Problem requirements: Transcribe each line of the records below exactly, excluding any embedded images.

Data lines:
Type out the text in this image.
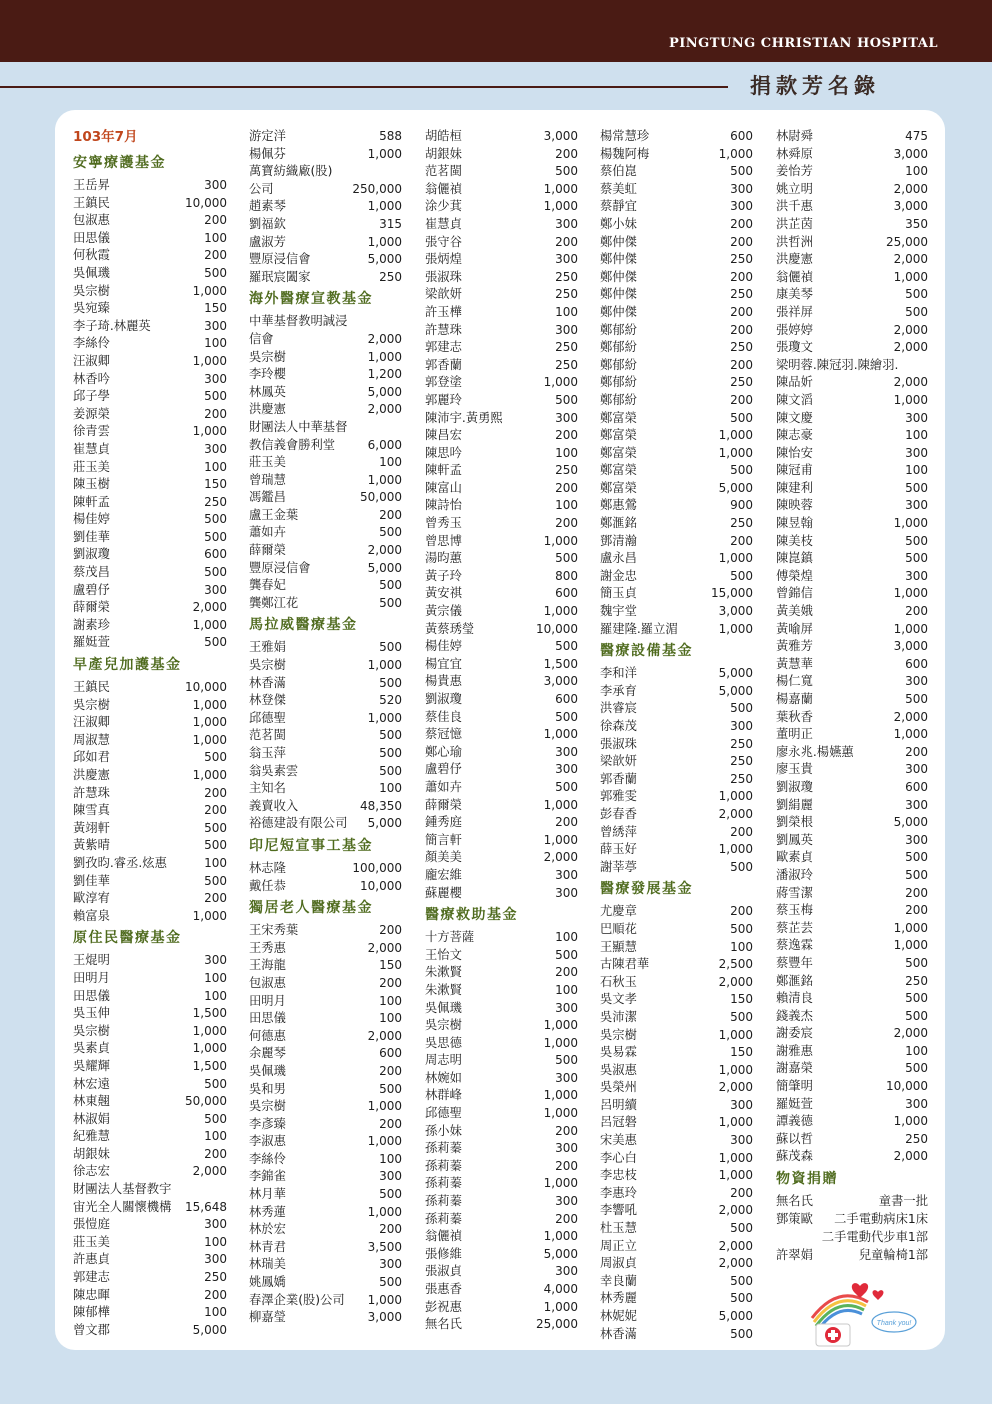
PINGTUNG CHRISTIAN HOSPITAL
捐款芳名錄
103年7月
安寧療護基金
王岳昇	300
王鎮民	10,000
包淑惠	200
田思儀	100
何秋霞	200
吳佩璣	500
吳宗樹	1,000
吳宛臻	150
李子琦.林麗英	300
李絲伶	100
汪淑卿	1,000
林香吟	300
邱子學	500
姜源榮	200
徐青雲	1,000
崔慧貞	300
莊玉美	100
陳玉樹	150
陳軒孟	250
楊佳婷	500
劉佳華	500
劉淑瓊	600
蔡茂昌	500
盧碧伃	300
薛爾榮	2,000
謝素珍	1,000
羅娗萱	500
早產兒加護基金
王鎮民	10,000
吳宗樹	1,000
汪淑卿	1,000
周淑慧	1,000
邱如君	500
洪慶憲	1,000
許慧珠	200
陳雪真	200
黃翊軒	500
黃紫晴	500
劉孜昀.睿丞.炫惠	100
劉佳華	500
歐淳宥	200
賴富泉	1,000
原住民醫療基金
王焜明	300
田明月	100
田思儀	100
吳玉伸	1,500
吳宗樹	1,000
吳素貞	1,000
吳耀輝	1,500
林宏遠	500
林東翹	50,000
林淑娟	500
紀雅慧	100
胡銀妹	200
徐志宏	2,000
財團法人基督教宇
宙光全人關懷機構 15,648
張愷庭	300
莊玉美	100
許惠貞	300
郭建志	250
陳忠暉	200
陳郁樺	100
曾文郡	5,000
游定洋	588
楊佩芬	1,000
萬寶紡織廠(股)
公司	250,000
趙素琴	1,000
劉福欽	315
盧淑芳	1,000
豐原浸信會	5,000
羅珉宸闔家	250
海外醫療宣教基金
中華基督教明誠浸
信會	2,000
吳宗樹	1,000
李玲櫻	1,200
林鳳英	5,000
洪慶憲	2,000
財團法人中華基督
教信義會勝利堂	6,000
莊玉美	100
曾瑞慧	1,000
馮鑑昌	50,000
盧王金葉	200
蕭如卉	500
薛爾榮	2,000
豐原浸信會	5,000
龔春妃	500
龔鄭江花	500
馬拉威醫療基金
王雅娟	500
吳宗樹	1,000
林香滿	500
林登傑	520
邱德聖	1,000
范茗閩	500
翁玉萍	500
翁吳素雲	500
主知名	100
義賣收入	48,350
裕德建設有限公司 5,000
印尼短宣事工基金
林志隆	100,000
戴任恭	10,000
獨居老人醫療基金
王宋秀葉	200
王秀惠	2,000
王海龍	150
包淑惠	200
田明月	100
田思儀	100
何德惠	2,000
余麗琴	600
吳佩璣	200
吳和男	500
吳宗樹	1,000
李彥臻	200
李淑惠	1,000
李絲伶	100
李錦雀	300
林月華	500
林秀蓮	1,000
林於宏	200
林青君	3,500
林瑞美	300
姚鳳嬌	500
春澤企業(股)公司 1,000
柳嘉瑩	3,000
胡皓桓	3,000
胡銀妹	200
范茗閩	500
翁儷禎	1,000
涂少萁	1,000
崔慧貞	300
張守谷	200
張炳煌	300
張淑珠	250
梁歆妍	250
許玉樺	100
許慧珠	300
郭建志	250
郭香蘭	250
郭登塗	1,000
郭麗玲	500
陳沛宇.黃勇熙	300
陳昌宏	200
陳思吟	100
陳軒孟	250
陳富山	200
陳詩怡	100
曾秀玉	200
曾思博	1,000
湯昀蕙	500
黃子玲	800
黃安祺	600
黃宗儀	1,000
黃蔡琇瑩	10,000
楊佳婷	500
楊宜宜	1,500
楊貴惠	3,000
劉淑瓊	600
蔡佳良	500
蔡冠憶	1,000
鄭心瑜	300
盧碧伃	300
蕭如卉	500
薛爾榮	1,000
鍾秀庭	200
簡言軒	1,000
顏美美	2,000
龐宏維	300
蘇麗櫻	300
醫療救助基金
十方菩薩	100
王怡文	500
朱漱賢	200
朱漱賢	100
吳佩璣	300
吳宗樹	1,000
吳思德	1,000
周志明	500
林婉如	300
林群峰	1,000
邱德聖	1,000
孫小妹	200
孫莉蓁	300
孫莉蓁	200
孫莉蓁	1,000
孫莉蓁	300
孫莉蓁	200
翁儷禎	1,000
張修維	5,000
張淑貞	300
張惠香	4,000
彭祝惠	1,000
無名氏	25,000
楊常慧珍	600
楊魏阿梅	1,000
蔡伯崑	500
蔡美虹	300
蔡靜宜	300
鄭小妹	200
鄭仲傑	200
鄭仲傑	250
鄭仲傑	200
鄭仲傑	250
鄭仲傑	200
鄭郁紛	200
鄭郁紛	250
鄭郁紛	200
鄭郁紛	250
鄭郁紛	200
鄭富榮	500
鄭富榮	1,000
鄭富榮	1,000
鄭富榮	500
鄭富榮	5,000
鄭惠鶯	900
鄭滙銘	250
鄧清瀚	200
盧永昌	1,000
謝金忠	500
簡玉貞	15,000
魏宇堂	3,000
羅建隆.羅立湄	1,000
醫療設備基金
李和洋	5,000
李承育	5,000
洪睿宸	500
徐森茂	300
張淑珠	250
梁歆妍	250
郭香蘭	250
郭雅雯	1,000
彭春香	2,000
曾綉萍	200
薛玉好	1,000
謝莘葶	500
醫療發展基金
尤慶章	200
巴順花	500
王顯慧	100
古陳君華	2,500
石秋玉	2,000
吳文孝	150
吳沛潔	500
吳宗樹	1,000
吳易霖	150
吳淑惠	1,000
吳榮州	2,000
呂明續	300
呂冠磐	1,000
宋美惠	300
李心白	1,000
李忠枝	1,000
李惠玲	200
李響吼	2,000
杜玉慧	500
周正立	2,000
周淑貞	2,000
幸良蘭	500
林秀麗	500
林妮妮	5,000
林香滿	500
林尉舜	475
林舜原	3,000
姜怡芳	100
姚立明	2,000
洪千惠	3,000
洪芷茵	350
洪哲洲	25,000
洪慶憲	2,000
翁儷禎	1,000
康美琴	500
張祥屏	500
張婷婷	2,000
張瓊文	2,000
梁明蓉.陳冠羽.陳繪羽.
陳品妡	2,000
陳文滔	1,000
陳文慶	300
陳志豪	100
陳怡安	300
陳冠甫	100
陳建利	500
陳映蓉	300
陳昱翰	1,000
陳美枝	500
陳崑鎮	500
傅榮煌	300
曾錦信	1,000
黃美娥	200
黃喻屏	1,000
黃雅芳	3,000
黃慧華	600
楊仁寬	300
楊嘉蘭	500
葉秋香	2,000
董明正	1,000
廖永兆.楊嬿蕙	200
廖玉貴	300
劉淑瓊	600
劉絹麗	300
劉榮根	5,000
劉鳳英	300
歐素貞	500
潘淑玲	500
蔣雪潔	200
蔡玉梅	200
蔡芷芸	1,000
蔡逸霖	1,000
蔡豐年	500
鄭滙銘	250
賴清良	500
錢義杰	500
謝委宸	2,000
謝雅惠	100
謝嘉榮	500
簡肇明	10,000
羅娗萱	300
譚義德	1,000
蘇以哲	250
蘇茂森	2,000
物資捐贈
無名氏	童書一批
鄧策歐 二手電動病床1床
二手電動代步車1部
許翠娟	兒童輪椅1部
Thank you!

Task answer:
Type out the text in this image.
PINGTUNG CHRISTIAN HOSPITAL
捐款芳名錄
103年7月
安寧療護基金
王岳昇	300
王鎮民	10,000
包淑惠	200
田思儀	100
何秋霞	200
吳佩璣	500
吳宗樹	1,000
吳宛臻	150
李子琦.林麗英	300
李絲伶	100
汪淑卿	1,000
林香吟	300
邱子學	500
姜源榮	200
徐青雲	1,000
崔慧貞	300
莊玉美	100
陳玉樹	150
陳軒孟	250
楊佳婷	500
劉佳華	500
劉淑瓊	600
蔡茂昌	500
盧碧伃	300
薛爾榮	2,000
謝素珍	1,000
羅娗萱	500
早產兒加護基金
王鎮民	10,000
吳宗樹	1,000
汪淑卿	1,000
周淑慧	1,000
邱如君	500
洪慶憲	1,000
許慧珠	200
陳雪真	200
黃翊軒	500
黃紫晴	500
劉孜昀.睿丞.炫惠	100
劉佳華	500
歐淳宥	200
賴富泉	1,000
原住民醫療基金
王焜明	300
田明月	100
田思儀	100
吳玉伸	1,500
吳宗樹	1,000
吳素貞	1,000
吳耀輝	1,500
林宏遠	500
林東翹	50,000
林淑娟	500
紀雅慧	100
胡銀妹	200
徐志宏	2,000
財團法人基督教宇
宙光全人關懷機構 15,648
張愷庭	300
莊玉美	100
許惠貞	300
郭建志	250
陳忠暉	200
陳郁樺	100
曾文郡	5,000
游定洋	588
楊佩芬	1,000
萬寶紡織廠(股)
公司	250,000
趙素琴	1,000
劉福欽	315
盧淑芳	1,000
豐原浸信會	5,000
羅珉宸闔家	250
海外醫療宣教基金
中華基督教明誠浸
信會	2,000
吳宗樹	1,000
李玲櫻	1,200
林鳳英	5,000
洪慶憲	2,000
財團法人中華基督
教信義會勝利堂	6,000
莊玉美	100
曾瑞慧	1,000
馮鑑昌	50,000
盧王金葉	200
蕭如卉	500
薛爾榮	2,000
豐原浸信會	5,000
龔春妃	500
龔鄭江花	500
馬拉威醫療基金
王雅娟	500
吳宗樹	1,000
林香滿	500
林登傑	520
邱德聖	1,000
范茗閩	500
翁玉萍	500
翁吳素雲	500
主知名	100
義賣收入	48,350
裕德建設有限公司 5,000
印尼短宣事工基金
林志隆	100,000
戴任恭	10,000
獨居老人醫療基金
王宋秀葉	200
王秀惠	2,000
王海龍	150
包淑惠	200
田明月	100
田思儀	100
何德惠	2,000
余麗琴	600
吳佩璣	200
吳和男	500
吳宗樹	1,000
李彥臻	200
李淑惠	1,000
李絲伶	100
李錦雀	300
林月華	500
林秀蓮	1,000
林於宏	200
林青君	3,500
林瑞美	300
姚鳳嬌	500
春澤企業(股)公司 1,000
柳嘉瑩	3,000
胡皓桓	3,000
胡銀妹	200
范茗閩	500
翁儷禎	1,000
涂少萁	1,000
崔慧貞	300
張守谷	200
張炳煌	300
張淑珠	250
梁歆妍	250
許玉樺	100
許慧珠	300
郭建志	250
郭香蘭	250
郭登塗	1,000
郭麗玲	500
陳沛宇.黃勇熙	300
陳昌宏	200
陳思吟	100
陳軒孟	250
陳富山	200
陳詩怡	100
曾秀玉	200
曾思博	1,000
湯昀蕙	500
黃子玲	800
黃安祺	600
黃宗儀	1,000
黃蔡琇瑩	10,000
楊佳婷	500
楊宜宜	1,500
楊貴惠	3,000
劉淑瓊	600
蔡佳良	500
蔡冠憶	1,000
鄭心瑜	300
盧碧伃	300
蕭如卉	500
薛爾榮	1,000
鍾秀庭	200
簡言軒	1,000
顏美美	2,000
龐宏維	300
蘇麗櫻	300
醫療救助基金
十方菩薩	100
王怡文	500
朱漱賢	200
朱漱賢	100
吳佩璣	300
吳宗樹	1,000
吳思德	1,000
周志明	500
林婉如	300
林群峰	1,000
邱德聖	1,000
孫小妹	200
孫莉蓁	300
孫莉蓁	200
孫莉蓁	1,000
孫莉蓁	300
孫莉蓁	200
翁儷禎	1,000
張修維	5,000
張淑貞	300
張惠香	4,000
彭祝惠	1,000
無名氏	25,000
楊常慧珍	600
楊魏阿梅	1,000
蔡伯崑	500
蔡美虹	300
蔡靜宜	300
鄭小妹	200
鄭仲傑	200
鄭仲傑	250
鄭仲傑	200
鄭仲傑	250
鄭仲傑	200
鄭郁紛	200
鄭郁紛	250
鄭郁紛	200
鄭郁紛	250
鄭郁紛	200
鄭富榮	500
鄭富榮	1,000
鄭富榮	1,000
鄭富榮	500
鄭富榮	5,000
鄭惠鶯	900
鄭滙銘	250
鄧清瀚	200
盧永昌	1,000
謝金忠	500
簡玉貞	15,000
魏宇堂	3,000
羅建隆.羅立湄	1,000
醫療設備基金
李和洋	5,000
李承育	5,000
洪睿宸	500
徐森茂	300
張淑珠	250
梁歆妍	250
郭香蘭	250
郭雅雯	1,000
彭春香	2,000
曾綉萍	200
薛玉好	1,000
謝莘葶	500
醫療發展基金
尤慶章	200
巴順花	500
王顯慧	100
古陳君華	2,500
石秋玉	2,000
吳文孝	150
吳沛潔	500
吳宗樹	1,000
吳易霖	150
吳淑惠	1,000
吳榮州	2,000
呂明續	300
呂冠磐	1,000
宋美惠	300
李心白	1,000
李忠枝	1,000
李惠玲	200
李響吼	2,000
杜玉慧	500
周正立	2,000
周淑貞	2,000
幸良蘭	500
林秀麗	500
林妮妮	5,000
林香滿	500
林尉舜	475
林舜原	3,000
姜怡芳	100
姚立明	2,000
洪千惠	3,000
洪芷茵	350
洪哲洲	25,000
洪慶憲	2,000
翁儷禎	1,000
康美琴	500
張祥屏	500
張婷婷	2,000
張瓊文	2,000
梁明蓉.陳冠羽.陳繪羽.
陳品妡	2,000
陳文滔	1,000
陳文慶	300
陳志豪	100
陳怡安	300
陳冠甫	100
陳建利	500
陳映蓉	300
陳昱翰	1,000
陳美枝	500
陳崑鎮	500
傅榮煌	300
曾錦信	1,000
黃美娥	200
黃喻屏	1,000
黃雅芳	3,000
黃慧華	600
楊仁寬	300
楊嘉蘭	500
葉秋香	2,000
董明正	1,000
廖永兆.楊嬿蕙	200
廖玉貴	300
劉淑瓊	600
劉絹麗	300
劉榮根	5,000
劉鳳英	300
歐素貞	500
潘淑玲	500
蔣雪潔	200
蔡玉梅	200
蔡芷芸	1,000
蔡逸霖	1,000
蔡豐年	500
鄭滙銘	250
賴清良	500
錢義杰	500
謝委宸	2,000
謝雅惠	100
謝嘉榮	500
簡肇明	10,000
羅娗萱	300
譚義德	1,000
蘇以哲	250
蘇茂森	2,000
物資捐贈
無名氏	童書一批
鄧策歐 二手電動病床1床
二手電動代步車1部
許翠娟	兒童輪椅1部
Thank you!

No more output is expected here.